(Collected data)
# # #
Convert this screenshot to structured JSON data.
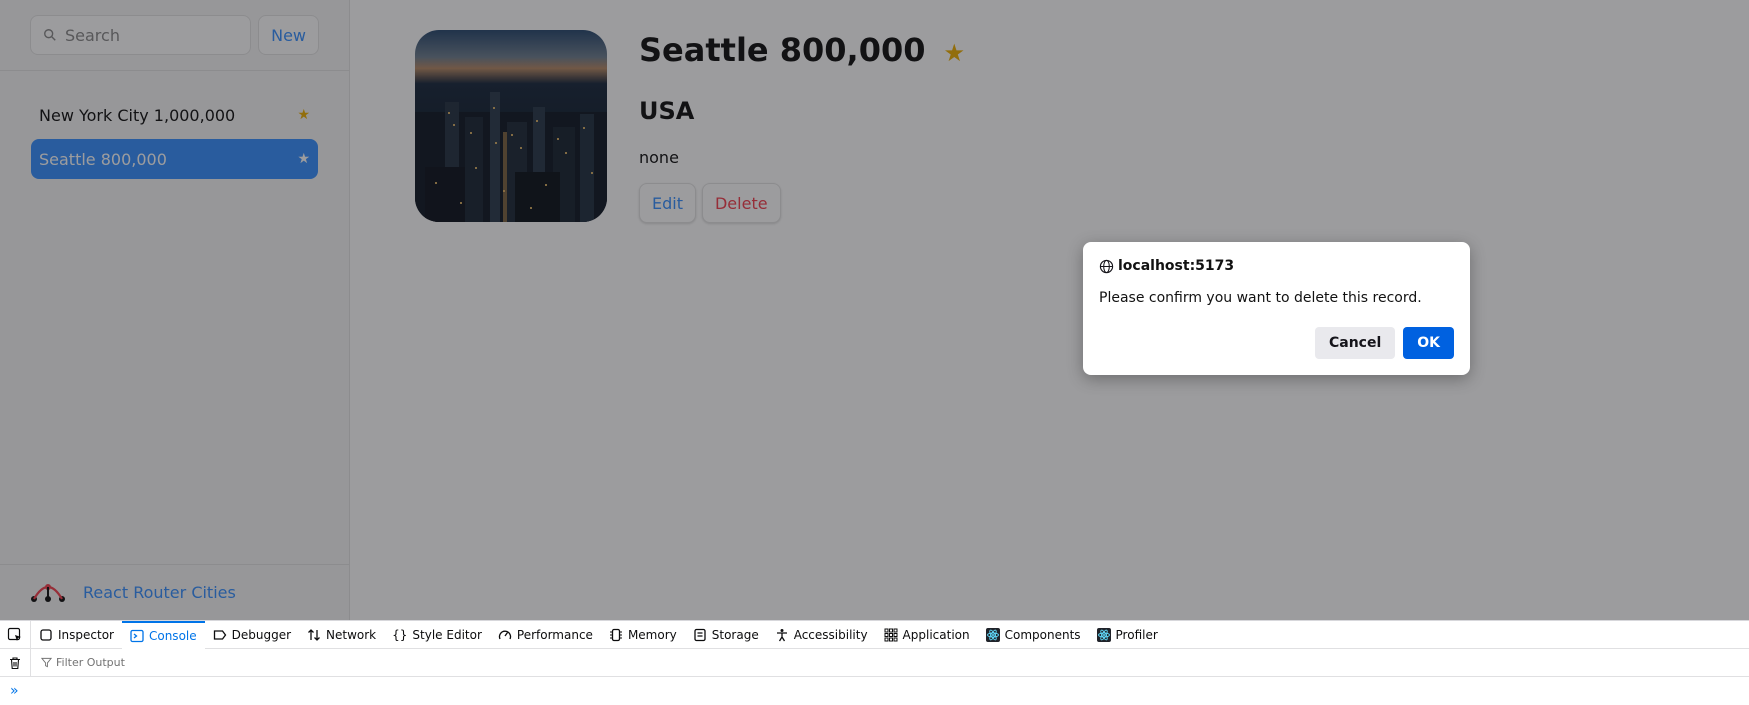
{
  "sidebar": {
    "search_placeholder": "Search",
    "new_label": "New",
    "items": [
      {
        "label": "New York City 1,000,000",
        "star": "★"
      },
      {
        "label": "Seattle 800,000",
        "star": "★"
      }
    ],
    "brand": "React Router Cities"
  },
  "detail": {
    "title": "Seattle 800,000",
    "star": "★",
    "country": "USA",
    "notes": "none",
    "edit_label": "Edit",
    "delete_label": "Delete"
  },
  "dialog": {
    "host": "localhost:5173",
    "message": "Please confirm you want to delete this record.",
    "cancel_label": "Cancel",
    "ok_label": "OK"
  },
  "devtools": {
    "tabs": [
      {
        "label": "Inspector",
        "icon": "inspector-icon"
      },
      {
        "label": "Console",
        "icon": "console-icon",
        "active": true
      },
      {
        "label": "Debugger",
        "icon": "debugger-icon"
      },
      {
        "label": "Network",
        "icon": "network-icon"
      },
      {
        "label": "Style Editor",
        "icon": "style-editor-icon"
      },
      {
        "label": "Performance",
        "icon": "performance-icon"
      },
      {
        "label": "Memory",
        "icon": "memory-icon"
      },
      {
        "label": "Storage",
        "icon": "storage-icon"
      },
      {
        "label": "Accessibility",
        "icon": "accessibility-icon"
      },
      {
        "label": "Application",
        "icon": "application-icon"
      },
      {
        "label": "Components",
        "icon": "react-components-icon"
      },
      {
        "label": "Profiler",
        "icon": "react-profiler-icon"
      }
    ],
    "filter_placeholder": "Filter Output"
  },
  "colors": {
    "accent": "#3992ff",
    "star": "#eeb004",
    "danger": "#f44250",
    "dialog_ok": "#0061e0"
  }
}
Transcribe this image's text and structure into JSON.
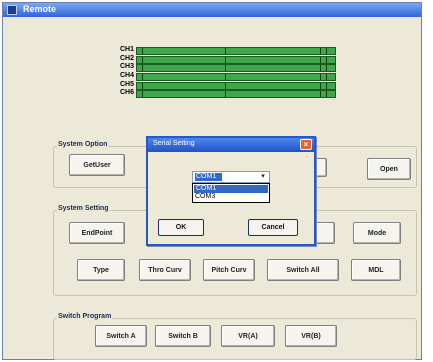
{
  "window": {
    "title": "Remote"
  },
  "channels": [
    "CH1",
    "CH2",
    "CH3",
    "CH4",
    "CH5",
    "CH6"
  ],
  "system_option": {
    "title": "System Option",
    "buttons": {
      "get_user": "GetUser",
      "open": "Open"
    }
  },
  "system_setting": {
    "title": "System Setting",
    "buttons": {
      "endpoint": "EndPoint",
      "mode": "Mode",
      "type": "Type",
      "thro_curv": "Thro Curv",
      "pitch_curv": "Pitch Curv",
      "switch_all": "Switch All",
      "mdl": "MDL"
    }
  },
  "switch_program": {
    "title": "Switch Program",
    "buttons": {
      "switch_a": "Switch A",
      "switch_b": "Switch B",
      "vr_a": "VR(A)",
      "vr_b": "VR(B)"
    }
  },
  "dialog": {
    "title": "Serial Setting",
    "port_value": "COM1",
    "port_options": [
      "COM1",
      "COM3"
    ],
    "ok_label": "OK",
    "cancel_label": "Cancel"
  },
  "colors": {
    "meter_green": "#3da84a",
    "titlebar_blue": "#2f64d8",
    "selection_blue": "#316ac5"
  }
}
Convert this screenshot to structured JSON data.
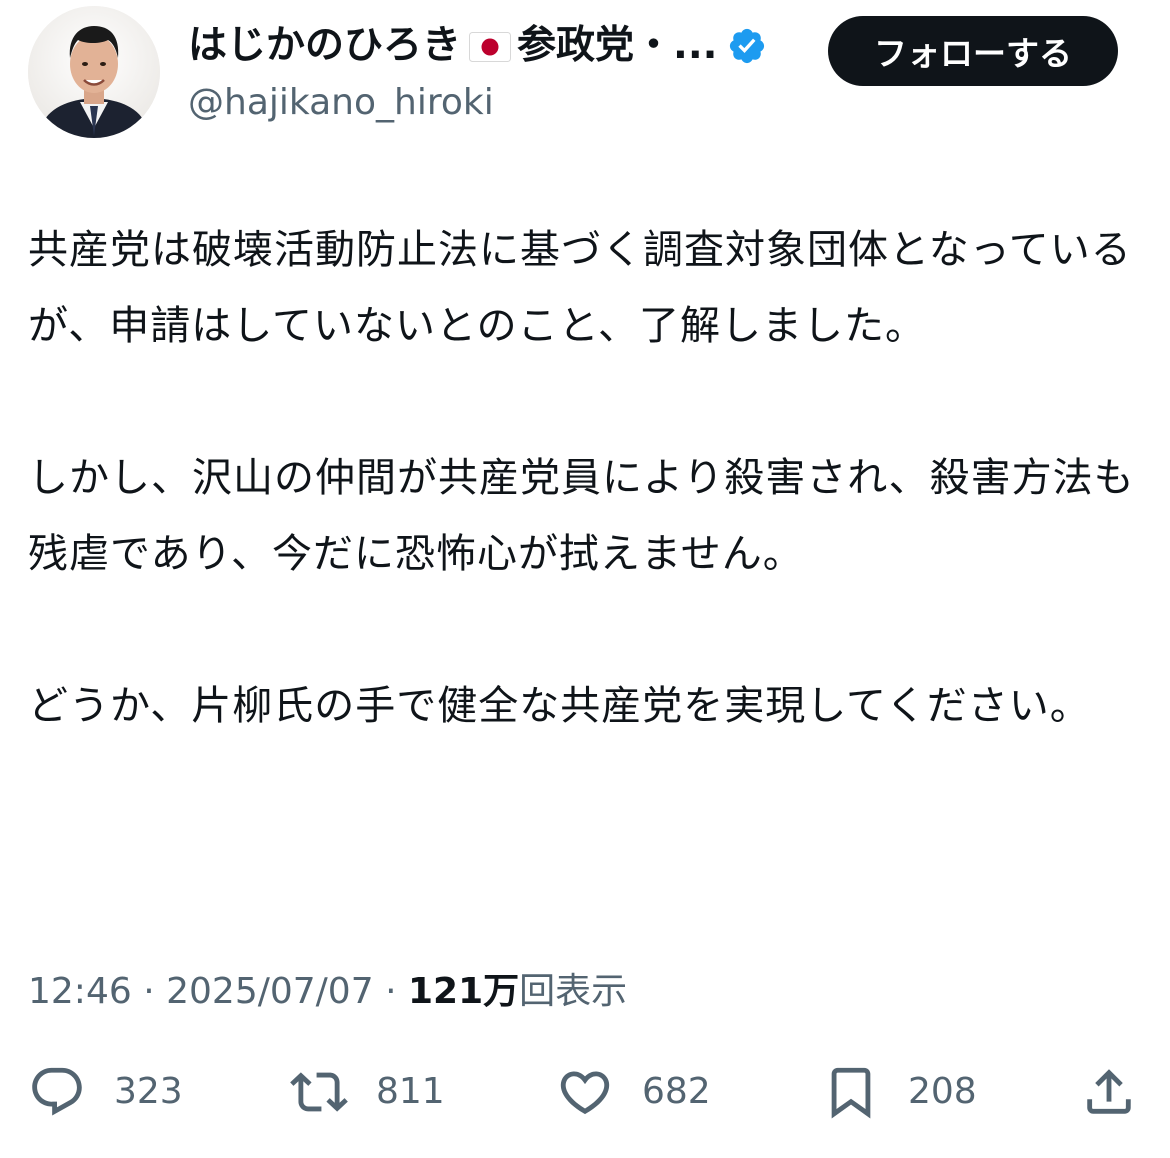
{
  "author": {
    "display_name": "はじかのひろき",
    "flag_icon": "japan-flag-icon",
    "name_suffix": "参政党・...",
    "verified_icon": "verified-badge-icon",
    "verified_color": "#1d9bf0",
    "handle": "@hajikano_hiroki"
  },
  "follow_button": {
    "label": "フォローする"
  },
  "tweet": {
    "paragraphs": [
      "共産党は破壊活動防止法に基づく調査対象団体となっているが、申請はしていないとのこと、了解しました。",
      "しかし、沢山の仲間が共産党員により殺害され、殺害方法も残虐であり、今だに恐怖心が拭えません。",
      "どうか、片柳氏の手で健全な共産党を実現してください。"
    ]
  },
  "meta": {
    "time": "12:46",
    "separator": "·",
    "date": "2025/07/07",
    "views_count": "121万",
    "views_label": "回表示"
  },
  "actions": {
    "reply": {
      "icon": "reply-icon",
      "count": "323"
    },
    "retweet": {
      "icon": "retweet-icon",
      "count": "811"
    },
    "like": {
      "icon": "heart-icon",
      "count": "682"
    },
    "bookmark": {
      "icon": "bookmark-icon",
      "count": "208"
    },
    "share": {
      "icon": "share-icon"
    }
  },
  "colors": {
    "text_primary": "#0f1419",
    "text_secondary": "#536471",
    "follow_button_bg": "#0f1419",
    "follow_button_text": "#ffffff"
  }
}
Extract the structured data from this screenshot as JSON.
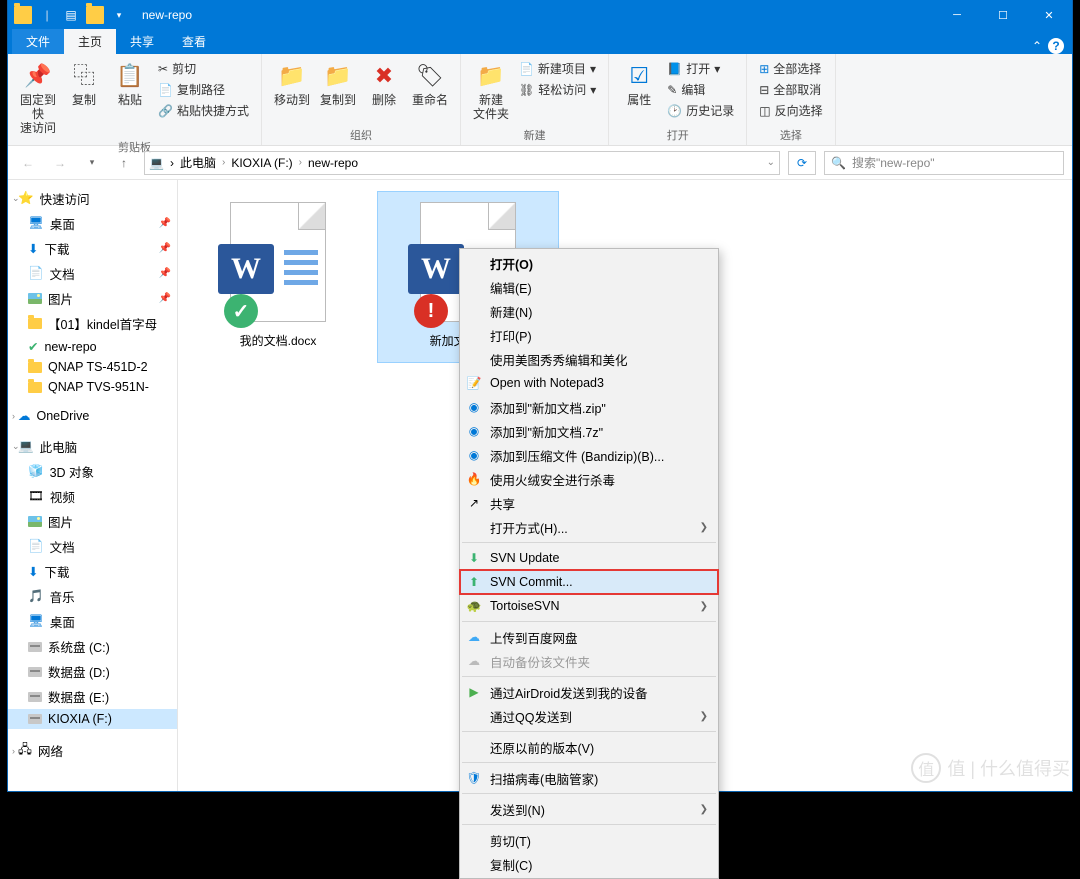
{
  "window": {
    "title": "new-repo"
  },
  "tabs": {
    "file": "文件",
    "home": "主页",
    "share": "共享",
    "view": "查看"
  },
  "ribbon": {
    "clipboard": {
      "label": "剪贴板",
      "pin": "固定到快\n速访问",
      "copy": "复制",
      "paste": "粘贴",
      "cut": "剪切",
      "copypath": "复制路径",
      "pasteshortcut": "粘贴快捷方式"
    },
    "organize": {
      "label": "组织",
      "moveto": "移动到",
      "copyto": "复制到",
      "delete": "删除",
      "rename": "重命名"
    },
    "new": {
      "label": "新建",
      "newfolder": "新建\n文件夹",
      "newitem": "新建项目",
      "easyaccess": "轻松访问"
    },
    "open": {
      "label": "打开",
      "properties": "属性",
      "open": "打开",
      "edit": "编辑",
      "history": "历史记录"
    },
    "select": {
      "label": "选择",
      "all": "全部选择",
      "none": "全部取消",
      "invert": "反向选择"
    }
  },
  "breadcrumb": [
    "此电脑",
    "KIOXIA (F:)",
    "new-repo"
  ],
  "search": {
    "placeholder": "搜索\"new-repo\""
  },
  "sidebar": {
    "quick": {
      "label": "快速访问",
      "items": [
        "桌面",
        "下载",
        "文档",
        "图片",
        "【01】kindel首字母",
        "new-repo",
        "QNAP TS-451D-2",
        "QNAP TVS-951N-"
      ]
    },
    "onedrive": "OneDrive",
    "thispc": {
      "label": "此电脑",
      "items": [
        "3D 对象",
        "视频",
        "图片",
        "文档",
        "下载",
        "音乐",
        "桌面",
        "系统盘 (C:)",
        "数据盘 (D:)",
        "数据盘 (E:)",
        "KIOXIA (F:)"
      ]
    },
    "network": "网络"
  },
  "files": [
    {
      "name": "我的文档.docx",
      "status": "ok"
    },
    {
      "name": "新加文档.docx",
      "status": "err",
      "selected": true
    }
  ],
  "contextmenu": {
    "open": "打开(O)",
    "edit": "编辑(E)",
    "new": "新建(N)",
    "print": "打印(P)",
    "meitu": "使用美图秀秀编辑和美化",
    "notepad3": "Open with Notepad3",
    "zip": "添加到\"新加文档.zip\"",
    "sevenz": "添加到\"新加文档.7z\"",
    "bandizip": "添加到压缩文件 (Bandizip)(B)...",
    "huorong": "使用火绒安全进行杀毒",
    "share": "共享",
    "openwith": "打开方式(H)...",
    "svnupdate": "SVN Update",
    "svncommit": "SVN Commit...",
    "tortoisesvn": "TortoiseSVN",
    "baidu": "上传到百度网盘",
    "autobackup": "自动备份该文件夹",
    "airdroid": "通过AirDroid发送到我的设备",
    "qq": "通过QQ发送到",
    "restore": "还原以前的版本(V)",
    "scan": "扫描病毒(电脑管家)",
    "sendto": "发送到(N)",
    "cut": "剪切(T)",
    "copy": "复制(C)"
  },
  "watermark": "值 | 什么值得买"
}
# # #
Except for the pictures, print the data above exactly.

Convert this screenshot to structured JSON data.
{
  "sidebar": {
    "search_placeholder": "Search",
    "new_label": "New",
    "items": [
      {
        "label": "New York City 1,000,000",
        "star": "★"
      },
      {
        "label": "Seattle 800,000",
        "star": "★"
      }
    ],
    "brand": "React Router Cities"
  },
  "detail": {
    "title": "Seattle 800,000",
    "star": "★",
    "country": "USA",
    "notes": "none",
    "edit_label": "Edit",
    "delete_label": "Delete"
  },
  "dialog": {
    "host": "localhost:5173",
    "message": "Please confirm you want to delete this record.",
    "cancel_label": "Cancel",
    "ok_label": "OK"
  },
  "devtools": {
    "tabs": [
      {
        "label": "Inspector",
        "icon": "inspector-icon"
      },
      {
        "label": "Console",
        "icon": "console-icon",
        "active": true
      },
      {
        "label": "Debugger",
        "icon": "debugger-icon"
      },
      {
        "label": "Network",
        "icon": "network-icon"
      },
      {
        "label": "Style Editor",
        "icon": "style-editor-icon"
      },
      {
        "label": "Performance",
        "icon": "performance-icon"
      },
      {
        "label": "Memory",
        "icon": "memory-icon"
      },
      {
        "label": "Storage",
        "icon": "storage-icon"
      },
      {
        "label": "Accessibility",
        "icon": "accessibility-icon"
      },
      {
        "label": "Application",
        "icon": "application-icon"
      },
      {
        "label": "Components",
        "icon": "react-components-icon"
      },
      {
        "label": "Profiler",
        "icon": "react-profiler-icon"
      }
    ],
    "filter_placeholder": "Filter Output"
  },
  "colors": {
    "accent": "#3992ff",
    "star": "#eeb004",
    "danger": "#f44250",
    "dialog_ok": "#0061e0"
  }
}
Transcribe this image's text and structure into JSON.
{
  "window": {
    "title": "Remote"
  },
  "channels": [
    "CH1",
    "CH2",
    "CH3",
    "CH4",
    "CH5",
    "CH6"
  ],
  "system_option": {
    "title": "System Option",
    "buttons": {
      "get_user": "GetUser",
      "open": "Open"
    }
  },
  "system_setting": {
    "title": "System Setting",
    "buttons": {
      "endpoint": "EndPoint",
      "mode": "Mode",
      "type": "Type",
      "thro_curv": "Thro Curv",
      "pitch_curv": "Pitch Curv",
      "switch_all": "Switch All",
      "mdl": "MDL"
    }
  },
  "switch_program": {
    "title": "Switch Program",
    "buttons": {
      "switch_a": "Switch A",
      "switch_b": "Switch B",
      "vr_a": "VR(A)",
      "vr_b": "VR(B)"
    }
  },
  "dialog": {
    "title": "Serial Setting",
    "port_value": "COM1",
    "port_options": [
      "COM1",
      "COM3"
    ],
    "ok_label": "OK",
    "cancel_label": "Cancel"
  },
  "colors": {
    "meter_green": "#3da84a",
    "titlebar_blue": "#2f64d8",
    "selection_blue": "#316ac5"
  }
}
Convert this screenshot to structured JSON data.
{
  "author": {
    "display_name": "はじかのひろき",
    "flag_icon": "japan-flag-icon",
    "name_suffix": "参政党・...",
    "verified_icon": "verified-badge-icon",
    "verified_color": "#1d9bf0",
    "handle": "@hajikano_hiroki"
  },
  "follow_button": {
    "label": "フォローする"
  },
  "tweet": {
    "paragraphs": [
      "共産党は破壊活動防止法に基づく調査対象団体となっているが、申請はしていないとのこと、了解しました。",
      "しかし、沢山の仲間が共産党員により殺害され、殺害方法も残虐であり、今だに恐怖心が拭えません。",
      "どうか、片柳氏の手で健全な共産党を実現してください。"
    ]
  },
  "meta": {
    "time": "12:46",
    "separator": "·",
    "date": "2025/07/07",
    "views_count": "121万",
    "views_label": "回表示"
  },
  "actions": {
    "reply": {
      "icon": "reply-icon",
      "count": "323"
    },
    "retweet": {
      "icon": "retweet-icon",
      "count": "811"
    },
    "like": {
      "icon": "heart-icon",
      "count": "682"
    },
    "bookmark": {
      "icon": "bookmark-icon",
      "count": "208"
    },
    "share": {
      "icon": "share-icon"
    }
  },
  "colors": {
    "text_primary": "#0f1419",
    "text_secondary": "#536471",
    "follow_button_bg": "#0f1419",
    "follow_button_text": "#ffffff"
  }
}
Extract the structured data from this screenshot as JSON.
{
  "window": {
    "title": "new-repo"
  },
  "tabs": {
    "file": "文件",
    "home": "主页",
    "share": "共享",
    "view": "查看"
  },
  "ribbon": {
    "clipboard": {
      "label": "剪贴板",
      "pin": "固定到快\n速访问",
      "copy": "复制",
      "paste": "粘贴",
      "cut": "剪切",
      "copypath": "复制路径",
      "pasteshortcut": "粘贴快捷方式"
    },
    "organize": {
      "label": "组织",
      "moveto": "移动到",
      "copyto": "复制到",
      "delete": "删除",
      "rename": "重命名"
    },
    "new": {
      "label": "新建",
      "newfolder": "新建\n文件夹",
      "newitem": "新建项目",
      "easyaccess": "轻松访问"
    },
    "open": {
      "label": "打开",
      "properties": "属性",
      "open": "打开",
      "edit": "编辑",
      "history": "历史记录"
    },
    "select": {
      "label": "选择",
      "all": "全部选择",
      "none": "全部取消",
      "invert": "反向选择"
    }
  },
  "breadcrumb": [
    "此电脑",
    "KIOXIA (F:)",
    "new-repo"
  ],
  "search": {
    "placeholder": "搜索\"new-repo\""
  },
  "sidebar": {
    "quick": {
      "label": "快速访问",
      "items": [
        "桌面",
        "下载",
        "文档",
        "图片",
        "【01】kindel首字母",
        "new-repo",
        "QNAP TS-451D-2",
        "QNAP TVS-951N-"
      ]
    },
    "onedrive": "OneDrive",
    "thispc": {
      "label": "此电脑",
      "items": [
        "3D 对象",
        "视频",
        "图片",
        "文档",
        "下载",
        "音乐",
        "桌面",
        "系统盘 (C:)",
        "数据盘 (D:)",
        "数据盘 (E:)",
        "KIOXIA (F:)"
      ]
    },
    "network": "网络"
  },
  "files": [
    {
      "name": "我的文档.docx",
      "status": "ok"
    },
    {
      "name": "新加文档.docx",
      "status": "err",
      "selected": true
    }
  ],
  "contextmenu": {
    "open": "打开(O)",
    "edit": "编辑(E)",
    "new": "新建(N)",
    "print": "打印(P)",
    "meitu": "使用美图秀秀编辑和美化",
    "notepad3": "Open with Notepad3",
    "zip": "添加到\"新加文档.zip\"",
    "sevenz": "添加到\"新加文档.7z\"",
    "bandizip": "添加到压缩文件 (Bandizip)(B)...",
    "huorong": "使用火绒安全进行杀毒",
    "share": "共享",
    "openwith": "打开方式(H)...",
    "svnupdate": "SVN Update",
    "svncommit": "SVN Commit...",
    "tortoisesvn": "TortoiseSVN",
    "baidu": "上传到百度网盘",
    "autobackup": "自动备份该文件夹",
    "airdroid": "通过AirDroid发送到我的设备",
    "qq": "通过QQ发送到",
    "restore": "还原以前的版本(V)",
    "scan": "扫描病毒(电脑管家)",
    "sendto": "发送到(N)",
    "cut": "剪切(T)",
    "copy": "复制(C)"
  },
  "watermark": "值 | 什么值得买"
}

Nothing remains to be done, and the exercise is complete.